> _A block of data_
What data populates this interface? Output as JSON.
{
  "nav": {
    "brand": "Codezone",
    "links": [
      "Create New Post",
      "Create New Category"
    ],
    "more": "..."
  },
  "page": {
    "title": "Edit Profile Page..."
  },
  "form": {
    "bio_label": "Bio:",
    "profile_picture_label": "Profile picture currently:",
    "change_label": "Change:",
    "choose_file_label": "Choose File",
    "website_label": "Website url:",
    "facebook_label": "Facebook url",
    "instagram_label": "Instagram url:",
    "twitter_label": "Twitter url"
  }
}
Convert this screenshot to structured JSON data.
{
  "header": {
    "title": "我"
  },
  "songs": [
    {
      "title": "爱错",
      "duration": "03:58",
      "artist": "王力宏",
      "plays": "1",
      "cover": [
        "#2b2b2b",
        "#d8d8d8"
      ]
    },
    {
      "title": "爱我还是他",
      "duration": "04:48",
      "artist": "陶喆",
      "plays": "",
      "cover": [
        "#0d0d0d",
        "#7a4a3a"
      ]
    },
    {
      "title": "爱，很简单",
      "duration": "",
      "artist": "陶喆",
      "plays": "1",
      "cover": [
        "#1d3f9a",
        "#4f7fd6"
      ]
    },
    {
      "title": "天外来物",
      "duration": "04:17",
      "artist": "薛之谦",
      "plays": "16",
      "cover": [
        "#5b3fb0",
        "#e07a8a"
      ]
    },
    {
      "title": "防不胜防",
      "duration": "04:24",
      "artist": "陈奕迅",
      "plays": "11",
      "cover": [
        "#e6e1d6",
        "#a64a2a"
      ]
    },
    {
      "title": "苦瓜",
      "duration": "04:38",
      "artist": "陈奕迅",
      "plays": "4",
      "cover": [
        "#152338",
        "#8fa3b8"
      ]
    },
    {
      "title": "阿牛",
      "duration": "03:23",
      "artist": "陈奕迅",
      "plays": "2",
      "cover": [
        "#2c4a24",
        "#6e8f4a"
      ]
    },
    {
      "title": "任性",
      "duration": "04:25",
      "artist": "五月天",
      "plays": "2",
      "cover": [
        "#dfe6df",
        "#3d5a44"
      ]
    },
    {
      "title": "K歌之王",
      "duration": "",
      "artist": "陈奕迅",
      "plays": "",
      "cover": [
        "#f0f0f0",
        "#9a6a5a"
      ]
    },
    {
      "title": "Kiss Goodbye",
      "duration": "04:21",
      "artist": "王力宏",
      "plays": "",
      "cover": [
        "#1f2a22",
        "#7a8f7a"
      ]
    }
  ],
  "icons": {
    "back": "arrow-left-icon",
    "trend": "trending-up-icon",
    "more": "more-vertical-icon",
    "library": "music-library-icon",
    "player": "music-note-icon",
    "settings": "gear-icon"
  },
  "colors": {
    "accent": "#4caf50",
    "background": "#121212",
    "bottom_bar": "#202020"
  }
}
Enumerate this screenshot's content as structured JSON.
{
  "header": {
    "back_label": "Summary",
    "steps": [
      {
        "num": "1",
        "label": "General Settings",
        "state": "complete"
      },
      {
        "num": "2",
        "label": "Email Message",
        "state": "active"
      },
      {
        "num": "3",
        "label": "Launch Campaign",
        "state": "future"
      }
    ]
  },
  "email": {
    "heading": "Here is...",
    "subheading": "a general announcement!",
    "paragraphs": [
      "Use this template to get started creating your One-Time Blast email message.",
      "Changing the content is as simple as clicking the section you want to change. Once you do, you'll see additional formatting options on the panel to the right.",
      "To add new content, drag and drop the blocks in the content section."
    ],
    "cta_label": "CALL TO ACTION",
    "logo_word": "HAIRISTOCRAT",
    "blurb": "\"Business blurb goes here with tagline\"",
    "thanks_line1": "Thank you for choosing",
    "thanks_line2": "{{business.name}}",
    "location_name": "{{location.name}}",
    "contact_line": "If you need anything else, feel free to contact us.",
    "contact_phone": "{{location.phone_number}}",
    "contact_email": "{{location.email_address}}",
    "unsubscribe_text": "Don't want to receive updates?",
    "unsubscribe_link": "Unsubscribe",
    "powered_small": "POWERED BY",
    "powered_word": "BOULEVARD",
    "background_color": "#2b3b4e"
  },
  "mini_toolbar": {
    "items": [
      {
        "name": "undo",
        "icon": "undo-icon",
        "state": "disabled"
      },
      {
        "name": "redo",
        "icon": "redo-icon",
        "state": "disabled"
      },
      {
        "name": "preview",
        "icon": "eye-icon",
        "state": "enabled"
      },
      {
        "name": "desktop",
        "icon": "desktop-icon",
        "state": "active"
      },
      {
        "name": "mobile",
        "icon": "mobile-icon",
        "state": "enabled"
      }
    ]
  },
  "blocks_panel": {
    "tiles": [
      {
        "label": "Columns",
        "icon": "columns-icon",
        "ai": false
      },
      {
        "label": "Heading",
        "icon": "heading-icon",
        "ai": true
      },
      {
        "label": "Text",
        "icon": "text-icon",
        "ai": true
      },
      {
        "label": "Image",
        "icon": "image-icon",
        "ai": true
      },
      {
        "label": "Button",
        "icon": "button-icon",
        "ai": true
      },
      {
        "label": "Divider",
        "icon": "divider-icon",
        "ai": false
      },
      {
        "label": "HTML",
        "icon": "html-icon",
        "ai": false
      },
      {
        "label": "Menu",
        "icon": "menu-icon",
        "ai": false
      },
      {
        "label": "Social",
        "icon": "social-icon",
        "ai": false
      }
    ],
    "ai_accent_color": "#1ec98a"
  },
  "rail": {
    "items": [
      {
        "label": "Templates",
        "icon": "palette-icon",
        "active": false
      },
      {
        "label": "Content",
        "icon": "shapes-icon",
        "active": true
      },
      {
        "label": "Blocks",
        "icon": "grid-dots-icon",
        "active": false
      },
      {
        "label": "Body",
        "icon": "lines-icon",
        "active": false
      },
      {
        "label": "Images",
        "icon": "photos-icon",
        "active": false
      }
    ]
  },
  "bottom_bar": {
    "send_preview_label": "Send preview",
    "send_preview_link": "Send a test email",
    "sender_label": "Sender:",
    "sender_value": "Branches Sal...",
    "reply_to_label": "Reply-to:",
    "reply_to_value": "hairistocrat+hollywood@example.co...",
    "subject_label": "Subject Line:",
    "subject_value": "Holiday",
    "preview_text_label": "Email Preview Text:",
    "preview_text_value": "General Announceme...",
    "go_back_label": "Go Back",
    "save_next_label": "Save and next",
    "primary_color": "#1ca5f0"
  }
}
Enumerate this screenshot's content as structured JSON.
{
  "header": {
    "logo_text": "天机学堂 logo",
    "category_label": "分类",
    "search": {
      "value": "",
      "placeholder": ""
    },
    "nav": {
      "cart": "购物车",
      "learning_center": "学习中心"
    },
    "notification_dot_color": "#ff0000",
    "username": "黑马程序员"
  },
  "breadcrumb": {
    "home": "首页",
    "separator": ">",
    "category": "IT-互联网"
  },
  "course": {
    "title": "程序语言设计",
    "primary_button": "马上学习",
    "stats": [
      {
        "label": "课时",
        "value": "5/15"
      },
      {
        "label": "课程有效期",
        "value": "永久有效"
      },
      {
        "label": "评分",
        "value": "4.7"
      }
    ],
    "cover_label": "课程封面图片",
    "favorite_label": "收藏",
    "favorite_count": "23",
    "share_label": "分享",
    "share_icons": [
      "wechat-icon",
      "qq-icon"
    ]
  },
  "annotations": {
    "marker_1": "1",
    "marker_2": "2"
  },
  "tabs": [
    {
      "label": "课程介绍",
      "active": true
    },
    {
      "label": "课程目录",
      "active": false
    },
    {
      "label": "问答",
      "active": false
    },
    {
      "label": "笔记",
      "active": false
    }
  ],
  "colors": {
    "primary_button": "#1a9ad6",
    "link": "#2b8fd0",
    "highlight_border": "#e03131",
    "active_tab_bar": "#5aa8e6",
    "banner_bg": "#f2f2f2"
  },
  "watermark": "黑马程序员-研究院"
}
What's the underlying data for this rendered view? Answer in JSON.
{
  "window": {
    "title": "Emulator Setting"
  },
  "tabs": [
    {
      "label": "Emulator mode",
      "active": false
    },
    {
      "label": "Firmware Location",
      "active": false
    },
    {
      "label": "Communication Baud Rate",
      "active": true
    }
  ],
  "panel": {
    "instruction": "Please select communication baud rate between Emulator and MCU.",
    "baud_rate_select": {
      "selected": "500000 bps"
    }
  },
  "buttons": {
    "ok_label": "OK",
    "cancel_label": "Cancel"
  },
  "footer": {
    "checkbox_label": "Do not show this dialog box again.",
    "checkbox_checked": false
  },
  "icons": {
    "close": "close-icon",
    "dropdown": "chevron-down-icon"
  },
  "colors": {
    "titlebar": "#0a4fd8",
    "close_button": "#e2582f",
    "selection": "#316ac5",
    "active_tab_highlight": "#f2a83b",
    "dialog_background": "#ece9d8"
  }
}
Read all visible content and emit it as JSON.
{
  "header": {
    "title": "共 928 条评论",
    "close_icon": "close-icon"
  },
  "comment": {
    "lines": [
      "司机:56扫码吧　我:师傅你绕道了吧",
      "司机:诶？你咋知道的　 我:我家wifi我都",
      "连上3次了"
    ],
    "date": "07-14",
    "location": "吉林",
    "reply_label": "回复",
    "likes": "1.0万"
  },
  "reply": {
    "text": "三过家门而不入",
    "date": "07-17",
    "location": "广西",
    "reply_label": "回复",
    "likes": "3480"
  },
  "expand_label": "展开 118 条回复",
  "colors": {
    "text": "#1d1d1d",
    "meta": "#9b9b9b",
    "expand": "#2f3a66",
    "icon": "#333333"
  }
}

> _What the task asks_
Output exactly the lines above, from the one holding "Read all visible content and emit it as JSON." through the end of the data, including the first and last.

> _Full output_
Read all visible content and emit it as JSON.
{
  "header": {
    "title": "共 928 条评论",
    "close_icon": "close-icon"
  },
  "comment": {
    "lines": [
      "司机:56扫码吧　我:师傅你绕道了吧",
      "司机:诶？你咋知道的　 我:我家wifi我都",
      "连上3次了"
    ],
    "date": "07-14",
    "location": "吉林",
    "reply_label": "回复",
    "likes": "1.0万"
  },
  "reply": {
    "text": "三过家门而不入",
    "date": "07-17",
    "location": "广西",
    "reply_label": "回复",
    "likes": "3480"
  },
  "expand_label": "展开 118 条回复",
  "colors": {
    "text": "#1d1d1d",
    "meta": "#9b9b9b",
    "expand": "#2f3a66",
    "icon": "#333333"
  }
}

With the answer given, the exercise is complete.